Task statement -> Exclude the pictures and return every line exactly as written.

>> begin Data supplied

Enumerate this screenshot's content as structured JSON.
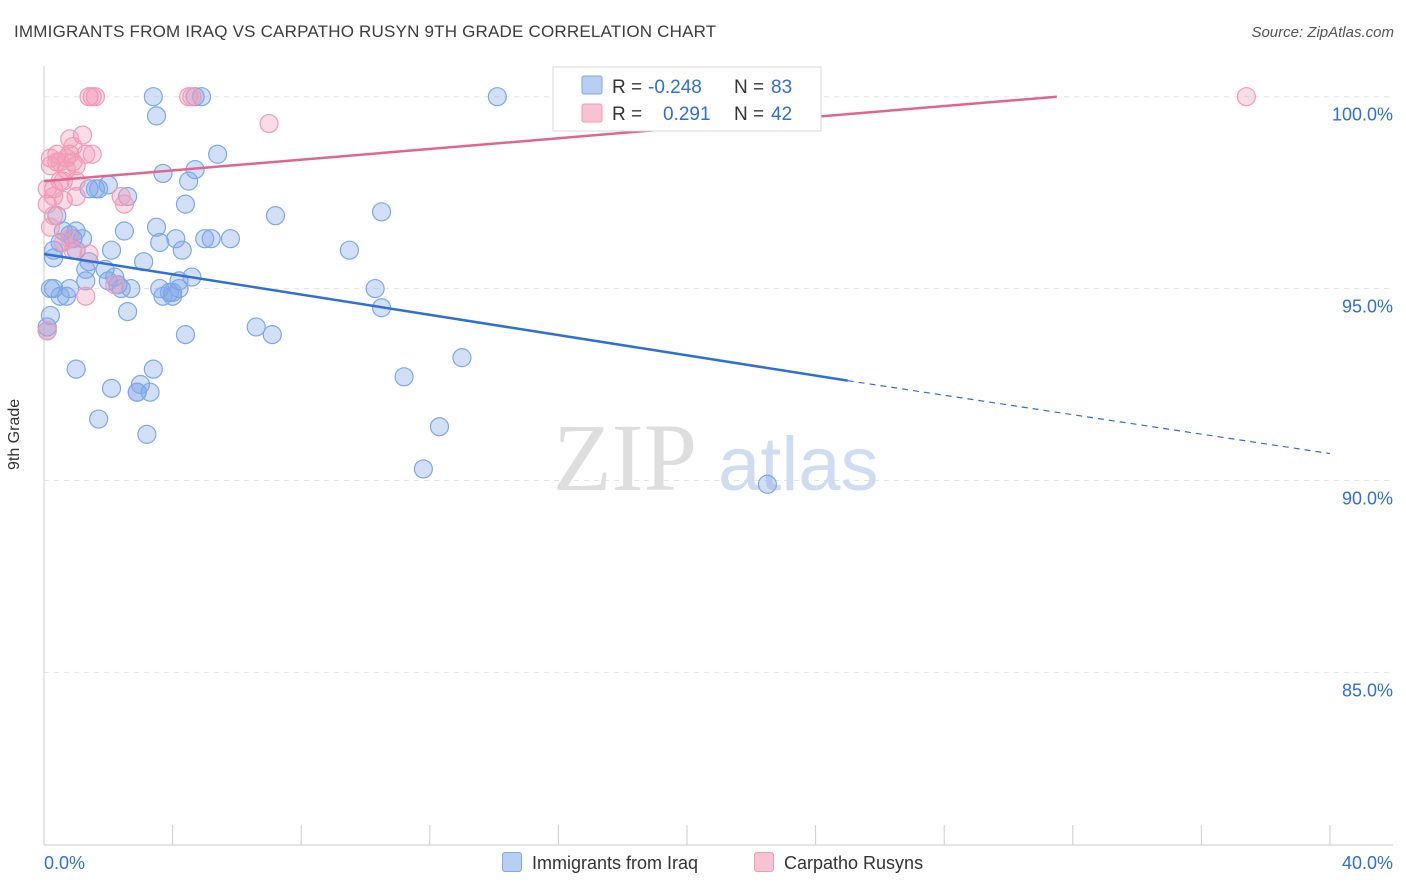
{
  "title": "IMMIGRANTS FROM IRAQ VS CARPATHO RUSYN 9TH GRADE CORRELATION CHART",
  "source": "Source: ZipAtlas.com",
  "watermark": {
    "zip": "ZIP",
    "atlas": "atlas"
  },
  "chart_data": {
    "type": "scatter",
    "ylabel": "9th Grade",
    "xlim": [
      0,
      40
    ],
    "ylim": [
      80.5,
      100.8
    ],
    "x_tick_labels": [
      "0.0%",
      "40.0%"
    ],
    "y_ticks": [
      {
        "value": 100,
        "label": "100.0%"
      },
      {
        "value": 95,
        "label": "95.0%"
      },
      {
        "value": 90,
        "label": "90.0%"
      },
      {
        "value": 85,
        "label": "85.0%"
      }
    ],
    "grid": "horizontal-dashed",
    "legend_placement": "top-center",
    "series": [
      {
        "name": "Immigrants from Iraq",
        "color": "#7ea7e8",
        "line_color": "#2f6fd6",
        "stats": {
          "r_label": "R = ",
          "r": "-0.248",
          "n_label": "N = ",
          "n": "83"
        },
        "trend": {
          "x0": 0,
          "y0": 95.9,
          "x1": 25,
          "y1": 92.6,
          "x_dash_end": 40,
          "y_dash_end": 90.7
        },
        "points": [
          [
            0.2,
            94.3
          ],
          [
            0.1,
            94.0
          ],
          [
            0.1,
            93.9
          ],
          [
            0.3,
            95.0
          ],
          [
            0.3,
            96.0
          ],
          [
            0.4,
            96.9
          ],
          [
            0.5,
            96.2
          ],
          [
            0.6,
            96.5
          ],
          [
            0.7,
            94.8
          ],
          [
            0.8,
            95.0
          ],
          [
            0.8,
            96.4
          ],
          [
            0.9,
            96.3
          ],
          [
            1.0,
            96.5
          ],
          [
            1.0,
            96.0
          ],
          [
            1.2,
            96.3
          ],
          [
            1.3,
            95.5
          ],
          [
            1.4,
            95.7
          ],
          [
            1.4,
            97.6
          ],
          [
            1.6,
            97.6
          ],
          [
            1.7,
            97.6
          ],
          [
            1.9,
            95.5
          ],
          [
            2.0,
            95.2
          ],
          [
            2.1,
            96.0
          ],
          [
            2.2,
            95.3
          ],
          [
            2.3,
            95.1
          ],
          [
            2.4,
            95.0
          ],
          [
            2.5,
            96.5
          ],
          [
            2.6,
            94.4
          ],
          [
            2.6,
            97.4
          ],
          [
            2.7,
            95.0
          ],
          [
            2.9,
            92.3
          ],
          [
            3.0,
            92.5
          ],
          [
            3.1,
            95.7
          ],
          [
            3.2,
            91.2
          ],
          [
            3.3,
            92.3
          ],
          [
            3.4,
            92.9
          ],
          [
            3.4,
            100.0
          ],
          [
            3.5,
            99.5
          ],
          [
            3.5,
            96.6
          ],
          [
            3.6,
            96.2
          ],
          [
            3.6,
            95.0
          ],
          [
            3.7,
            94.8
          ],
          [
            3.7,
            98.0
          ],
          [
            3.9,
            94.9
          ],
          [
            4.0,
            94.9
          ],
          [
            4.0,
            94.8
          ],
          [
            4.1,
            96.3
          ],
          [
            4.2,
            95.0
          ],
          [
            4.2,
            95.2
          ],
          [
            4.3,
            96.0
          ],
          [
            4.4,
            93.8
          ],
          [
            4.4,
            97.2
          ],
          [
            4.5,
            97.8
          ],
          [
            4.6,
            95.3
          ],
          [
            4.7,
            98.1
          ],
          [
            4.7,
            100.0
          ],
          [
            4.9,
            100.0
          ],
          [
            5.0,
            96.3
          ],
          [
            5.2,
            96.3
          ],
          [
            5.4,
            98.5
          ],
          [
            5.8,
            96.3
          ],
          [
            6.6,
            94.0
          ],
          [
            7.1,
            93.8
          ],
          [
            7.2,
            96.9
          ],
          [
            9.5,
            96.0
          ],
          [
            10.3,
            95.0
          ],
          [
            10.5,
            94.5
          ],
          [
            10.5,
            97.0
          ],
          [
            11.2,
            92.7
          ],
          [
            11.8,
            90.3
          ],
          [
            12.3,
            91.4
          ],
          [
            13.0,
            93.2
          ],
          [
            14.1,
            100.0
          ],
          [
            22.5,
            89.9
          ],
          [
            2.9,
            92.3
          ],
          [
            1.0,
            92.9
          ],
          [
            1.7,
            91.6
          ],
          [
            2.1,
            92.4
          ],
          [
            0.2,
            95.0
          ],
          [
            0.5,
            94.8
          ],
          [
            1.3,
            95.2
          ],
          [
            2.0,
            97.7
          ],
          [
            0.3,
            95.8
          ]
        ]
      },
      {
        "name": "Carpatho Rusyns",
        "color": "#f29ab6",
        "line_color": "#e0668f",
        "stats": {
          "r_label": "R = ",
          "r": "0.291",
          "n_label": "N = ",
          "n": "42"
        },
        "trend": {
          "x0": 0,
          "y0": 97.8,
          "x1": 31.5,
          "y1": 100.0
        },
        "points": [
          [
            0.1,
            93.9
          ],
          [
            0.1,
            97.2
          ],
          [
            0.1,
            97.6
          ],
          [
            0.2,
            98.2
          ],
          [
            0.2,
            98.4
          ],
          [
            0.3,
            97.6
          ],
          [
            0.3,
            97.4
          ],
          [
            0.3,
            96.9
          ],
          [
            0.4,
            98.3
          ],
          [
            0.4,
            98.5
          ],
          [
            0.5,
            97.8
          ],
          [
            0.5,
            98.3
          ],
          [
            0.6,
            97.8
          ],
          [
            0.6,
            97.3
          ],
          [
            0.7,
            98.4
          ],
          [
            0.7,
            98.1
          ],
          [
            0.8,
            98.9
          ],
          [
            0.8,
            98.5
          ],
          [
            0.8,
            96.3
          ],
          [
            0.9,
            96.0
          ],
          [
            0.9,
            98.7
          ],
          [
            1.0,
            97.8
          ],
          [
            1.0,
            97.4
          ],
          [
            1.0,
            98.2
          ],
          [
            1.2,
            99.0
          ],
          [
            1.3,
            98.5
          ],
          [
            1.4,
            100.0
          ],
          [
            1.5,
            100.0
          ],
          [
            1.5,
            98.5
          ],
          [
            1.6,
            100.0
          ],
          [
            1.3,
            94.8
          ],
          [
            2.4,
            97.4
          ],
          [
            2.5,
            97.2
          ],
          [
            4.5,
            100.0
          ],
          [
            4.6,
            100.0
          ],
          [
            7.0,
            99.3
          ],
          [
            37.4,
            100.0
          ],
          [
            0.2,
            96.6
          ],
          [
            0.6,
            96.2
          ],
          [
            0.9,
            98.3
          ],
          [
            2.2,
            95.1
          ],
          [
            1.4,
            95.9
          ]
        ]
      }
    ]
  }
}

>> end Data supplied

Output for this task ->
Enumerate this screenshot's content as structured JSON.
{
  "title": "IMMIGRANTS FROM IRAQ VS CARPATHO RUSYN 9TH GRADE CORRELATION CHART",
  "source": "Source: ZipAtlas.com",
  "watermark": {
    "zip": "ZIP",
    "atlas": "atlas"
  },
  "chart_data": {
    "type": "scatter",
    "ylabel": "9th Grade",
    "xlim": [
      0,
      40
    ],
    "ylim": [
      80.5,
      100.8
    ],
    "x_tick_labels": [
      "0.0%",
      "40.0%"
    ],
    "y_ticks": [
      {
        "value": 100,
        "label": "100.0%"
      },
      {
        "value": 95,
        "label": "95.0%"
      },
      {
        "value": 90,
        "label": "90.0%"
      },
      {
        "value": 85,
        "label": "85.0%"
      }
    ],
    "grid": "horizontal-dashed",
    "legend_placement": "top-center",
    "series": [
      {
        "name": "Immigrants from Iraq",
        "color": "#7ea7e8",
        "line_color": "#2f6fd6",
        "stats": {
          "r_label": "R = ",
          "r": "-0.248",
          "n_label": "N = ",
          "n": "83"
        },
        "trend": {
          "x0": 0,
          "y0": 95.9,
          "x1": 25,
          "y1": 92.6,
          "x_dash_end": 40,
          "y_dash_end": 90.7
        },
        "points": [
          [
            0.2,
            94.3
          ],
          [
            0.1,
            94.0
          ],
          [
            0.1,
            93.9
          ],
          [
            0.3,
            95.0
          ],
          [
            0.3,
            96.0
          ],
          [
            0.4,
            96.9
          ],
          [
            0.5,
            96.2
          ],
          [
            0.6,
            96.5
          ],
          [
            0.7,
            94.8
          ],
          [
            0.8,
            95.0
          ],
          [
            0.8,
            96.4
          ],
          [
            0.9,
            96.3
          ],
          [
            1.0,
            96.5
          ],
          [
            1.0,
            96.0
          ],
          [
            1.2,
            96.3
          ],
          [
            1.3,
            95.5
          ],
          [
            1.4,
            95.7
          ],
          [
            1.4,
            97.6
          ],
          [
            1.6,
            97.6
          ],
          [
            1.7,
            97.6
          ],
          [
            1.9,
            95.5
          ],
          [
            2.0,
            95.2
          ],
          [
            2.1,
            96.0
          ],
          [
            2.2,
            95.3
          ],
          [
            2.3,
            95.1
          ],
          [
            2.4,
            95.0
          ],
          [
            2.5,
            96.5
          ],
          [
            2.6,
            94.4
          ],
          [
            2.6,
            97.4
          ],
          [
            2.7,
            95.0
          ],
          [
            2.9,
            92.3
          ],
          [
            3.0,
            92.5
          ],
          [
            3.1,
            95.7
          ],
          [
            3.2,
            91.2
          ],
          [
            3.3,
            92.3
          ],
          [
            3.4,
            92.9
          ],
          [
            3.4,
            100.0
          ],
          [
            3.5,
            99.5
          ],
          [
            3.5,
            96.6
          ],
          [
            3.6,
            96.2
          ],
          [
            3.6,
            95.0
          ],
          [
            3.7,
            94.8
          ],
          [
            3.7,
            98.0
          ],
          [
            3.9,
            94.9
          ],
          [
            4.0,
            94.9
          ],
          [
            4.0,
            94.8
          ],
          [
            4.1,
            96.3
          ],
          [
            4.2,
            95.0
          ],
          [
            4.2,
            95.2
          ],
          [
            4.3,
            96.0
          ],
          [
            4.4,
            93.8
          ],
          [
            4.4,
            97.2
          ],
          [
            4.5,
            97.8
          ],
          [
            4.6,
            95.3
          ],
          [
            4.7,
            98.1
          ],
          [
            4.7,
            100.0
          ],
          [
            4.9,
            100.0
          ],
          [
            5.0,
            96.3
          ],
          [
            5.2,
            96.3
          ],
          [
            5.4,
            98.5
          ],
          [
            5.8,
            96.3
          ],
          [
            6.6,
            94.0
          ],
          [
            7.1,
            93.8
          ],
          [
            7.2,
            96.9
          ],
          [
            9.5,
            96.0
          ],
          [
            10.3,
            95.0
          ],
          [
            10.5,
            94.5
          ],
          [
            10.5,
            97.0
          ],
          [
            11.2,
            92.7
          ],
          [
            11.8,
            90.3
          ],
          [
            12.3,
            91.4
          ],
          [
            13.0,
            93.2
          ],
          [
            14.1,
            100.0
          ],
          [
            22.5,
            89.9
          ],
          [
            2.9,
            92.3
          ],
          [
            1.0,
            92.9
          ],
          [
            1.7,
            91.6
          ],
          [
            2.1,
            92.4
          ],
          [
            0.2,
            95.0
          ],
          [
            0.5,
            94.8
          ],
          [
            1.3,
            95.2
          ],
          [
            2.0,
            97.7
          ],
          [
            0.3,
            95.8
          ]
        ]
      },
      {
        "name": "Carpatho Rusyns",
        "color": "#f29ab6",
        "line_color": "#e0668f",
        "stats": {
          "r_label": "R = ",
          "r": "0.291",
          "n_label": "N = ",
          "n": "42"
        },
        "trend": {
          "x0": 0,
          "y0": 97.8,
          "x1": 31.5,
          "y1": 100.0
        },
        "points": [
          [
            0.1,
            93.9
          ],
          [
            0.1,
            97.2
          ],
          [
            0.1,
            97.6
          ],
          [
            0.2,
            98.2
          ],
          [
            0.2,
            98.4
          ],
          [
            0.3,
            97.6
          ],
          [
            0.3,
            97.4
          ],
          [
            0.3,
            96.9
          ],
          [
            0.4,
            98.3
          ],
          [
            0.4,
            98.5
          ],
          [
            0.5,
            97.8
          ],
          [
            0.5,
            98.3
          ],
          [
            0.6,
            97.8
          ],
          [
            0.6,
            97.3
          ],
          [
            0.7,
            98.4
          ],
          [
            0.7,
            98.1
          ],
          [
            0.8,
            98.9
          ],
          [
            0.8,
            98.5
          ],
          [
            0.8,
            96.3
          ],
          [
            0.9,
            96.0
          ],
          [
            0.9,
            98.7
          ],
          [
            1.0,
            97.8
          ],
          [
            1.0,
            97.4
          ],
          [
            1.0,
            98.2
          ],
          [
            1.2,
            99.0
          ],
          [
            1.3,
            98.5
          ],
          [
            1.4,
            100.0
          ],
          [
            1.5,
            100.0
          ],
          [
            1.5,
            98.5
          ],
          [
            1.6,
            100.0
          ],
          [
            1.3,
            94.8
          ],
          [
            2.4,
            97.4
          ],
          [
            2.5,
            97.2
          ],
          [
            4.5,
            100.0
          ],
          [
            4.6,
            100.0
          ],
          [
            7.0,
            99.3
          ],
          [
            37.4,
            100.0
          ],
          [
            0.2,
            96.6
          ],
          [
            0.6,
            96.2
          ],
          [
            0.9,
            98.3
          ],
          [
            2.2,
            95.1
          ],
          [
            1.4,
            95.9
          ]
        ]
      }
    ]
  }
}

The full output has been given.